> **QUOTED PASSAGE**

"""

Scott Armstrong, MD, PhD, chair of Pediatric Oncology, recounted Dana-Farber's role in improving the treatment of childhood acute lymphocytic leukemia (ALL), work, he said, that "is among the 20th century's greatest accomplishments in cancer medicine." Armstrong described how others built on Farber's seminal study showing that folic acid blockers could produce remissions in children with ALL – the first ever achieved in pediatric leukemia. He provided a travelogue of an odyssey that led from work by former Dana-Farber President Emil "Tom" Frei III, MD, and Emil Freireich, MD, showing that combinations of chemotherapy drugs could extend patients' survival; to work by former Chief of Staff Stephen Sallan, MD, indicating that improvements in clinical care could improve survival; to the introduction of monoclonal antibodies, Todd Golub, MD's finding that certain genetic abnormalities in ALL cells can predict patients outcomes, and the use of genomic information to guide treatment.
Dana-Farber President and CEO Laurie H. Glimcher, MD, shifted the focus of the symposium to the future of research at the Institute. She discussed four areas identified as priorities going forward.
The first, immunotherapy, has come to the forefront because of research by Freeman and others that revealed targets for drugs that can cause tumors to drop their guard against an immune system attack. The effectiveness of such drugs in some patients with certain cancers is but the first indication of their potential, Glimcher said. "We need to double the number of patients who can be treated successfully with immunotherapy," she remarked, citing personalized therapeutic cancer vaccines developed by Catherine Wu, MD, and CAR T-cell therapies as particularly promising.

"""

> **MATERIAL PROVIDED**
"""

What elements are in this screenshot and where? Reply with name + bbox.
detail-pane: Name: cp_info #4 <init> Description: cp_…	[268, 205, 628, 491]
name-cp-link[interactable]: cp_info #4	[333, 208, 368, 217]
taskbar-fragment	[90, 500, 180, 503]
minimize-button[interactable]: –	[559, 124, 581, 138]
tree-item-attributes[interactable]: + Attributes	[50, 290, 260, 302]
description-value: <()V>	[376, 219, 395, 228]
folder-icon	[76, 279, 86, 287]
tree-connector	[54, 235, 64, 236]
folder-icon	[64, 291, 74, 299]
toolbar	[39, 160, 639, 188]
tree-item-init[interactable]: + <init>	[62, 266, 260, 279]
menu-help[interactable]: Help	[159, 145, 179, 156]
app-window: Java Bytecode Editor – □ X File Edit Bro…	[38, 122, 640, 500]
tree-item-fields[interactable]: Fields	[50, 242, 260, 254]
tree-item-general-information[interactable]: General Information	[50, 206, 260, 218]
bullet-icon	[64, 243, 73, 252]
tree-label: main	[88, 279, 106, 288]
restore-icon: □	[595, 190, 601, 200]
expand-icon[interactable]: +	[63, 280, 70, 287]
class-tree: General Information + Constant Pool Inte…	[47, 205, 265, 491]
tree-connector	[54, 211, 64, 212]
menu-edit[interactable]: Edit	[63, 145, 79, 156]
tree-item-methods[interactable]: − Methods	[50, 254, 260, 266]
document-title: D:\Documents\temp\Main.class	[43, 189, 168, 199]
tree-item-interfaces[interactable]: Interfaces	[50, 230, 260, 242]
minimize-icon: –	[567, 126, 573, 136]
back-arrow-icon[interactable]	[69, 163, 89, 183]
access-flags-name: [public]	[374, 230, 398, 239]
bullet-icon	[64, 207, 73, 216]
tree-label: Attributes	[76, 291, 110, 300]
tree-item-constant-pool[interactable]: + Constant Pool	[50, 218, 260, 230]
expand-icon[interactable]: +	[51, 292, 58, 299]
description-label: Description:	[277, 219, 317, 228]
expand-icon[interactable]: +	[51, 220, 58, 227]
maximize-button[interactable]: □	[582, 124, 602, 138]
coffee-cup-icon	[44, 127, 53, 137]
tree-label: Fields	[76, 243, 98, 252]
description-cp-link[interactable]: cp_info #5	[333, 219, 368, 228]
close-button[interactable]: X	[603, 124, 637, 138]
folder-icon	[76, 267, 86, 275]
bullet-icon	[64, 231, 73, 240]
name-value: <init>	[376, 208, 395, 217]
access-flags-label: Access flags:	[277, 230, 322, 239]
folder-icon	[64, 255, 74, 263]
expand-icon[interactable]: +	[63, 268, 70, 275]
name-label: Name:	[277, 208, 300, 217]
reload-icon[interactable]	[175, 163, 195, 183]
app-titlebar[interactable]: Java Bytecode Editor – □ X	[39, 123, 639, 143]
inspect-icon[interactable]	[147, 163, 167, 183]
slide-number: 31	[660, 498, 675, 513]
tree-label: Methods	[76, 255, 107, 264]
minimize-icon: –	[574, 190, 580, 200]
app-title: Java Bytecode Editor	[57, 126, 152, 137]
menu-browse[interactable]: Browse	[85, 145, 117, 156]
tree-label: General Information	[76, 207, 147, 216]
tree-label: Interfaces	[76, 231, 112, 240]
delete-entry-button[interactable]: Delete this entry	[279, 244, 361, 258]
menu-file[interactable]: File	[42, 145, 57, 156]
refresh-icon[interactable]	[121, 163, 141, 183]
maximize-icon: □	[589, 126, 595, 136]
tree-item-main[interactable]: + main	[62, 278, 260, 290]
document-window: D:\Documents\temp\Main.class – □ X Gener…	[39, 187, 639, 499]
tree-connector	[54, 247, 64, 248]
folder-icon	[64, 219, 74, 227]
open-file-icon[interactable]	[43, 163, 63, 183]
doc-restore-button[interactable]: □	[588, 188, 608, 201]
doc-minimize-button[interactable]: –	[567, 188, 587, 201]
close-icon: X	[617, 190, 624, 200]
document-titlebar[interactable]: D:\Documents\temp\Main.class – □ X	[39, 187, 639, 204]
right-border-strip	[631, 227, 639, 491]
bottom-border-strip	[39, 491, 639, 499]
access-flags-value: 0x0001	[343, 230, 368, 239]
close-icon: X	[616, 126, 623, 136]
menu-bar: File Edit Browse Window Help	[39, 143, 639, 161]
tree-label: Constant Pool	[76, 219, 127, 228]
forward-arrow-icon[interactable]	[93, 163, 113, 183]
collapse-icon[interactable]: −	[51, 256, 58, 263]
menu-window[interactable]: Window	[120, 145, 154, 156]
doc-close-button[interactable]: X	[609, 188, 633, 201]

"""

> **STUDY QUESTIONS**
- a) In the text on the Dana-Farber symposium, whose work on personalized therapeutic cancer vaccines did Laurie H. Glimcher cite as particularly promising?
- b) Extend the text on the Dana-Farber symposium, starting after its final sentence.

> **SOLVED TASKS**
- a) Catherine Wu, MD

- b)
A second priority, drug development, is something few other cancer centers – lacking strong chemical biology programs – are equipped to do, Glimcher continued. Eric Fischer, PhD, and others are laying the groundwork for agents that don't merely block cancer-related proteins but cause them to be destroyed. Glimcher predicted that the next revolution in cancer care will involve another priority area – prevention, early detection, and interception of early cancer growth. "If we can detect cancer at stage I, we can cure it," she stated, noting that far too many cancers aren't diagnosed until a later stage. "We have tremendous resources in this area," she added, including the Lynch Syndrome Center, the Center for Prevention of Progression, and the Center for Cancer Genetics and Prevention.
Research into, and efforts to eliminate, disparities in cancer care and outcomes is a priority as well, Glimcher said. "Every discovery – every breakthrough – that we make only makes a difference if it is based on research that captures the experience of all the patient communities, especially those that have been historically underserved," she said. "Our charge now is to continue our quest to deepen our knowledge of specific risk factors of patients from historically underserved communities. We need to dig deeper into the social determinants of health and how socioeconomic status affects outcomes. We want to make sure that every patient, no matter their ZIP code, has equitable access to the best cancer care." This is especially true for participation in clinical trials, she added.
"These are ambitious goals," she said, "but we have to be ambitious because there is so much more that we have to do to reduce the burden of cancer."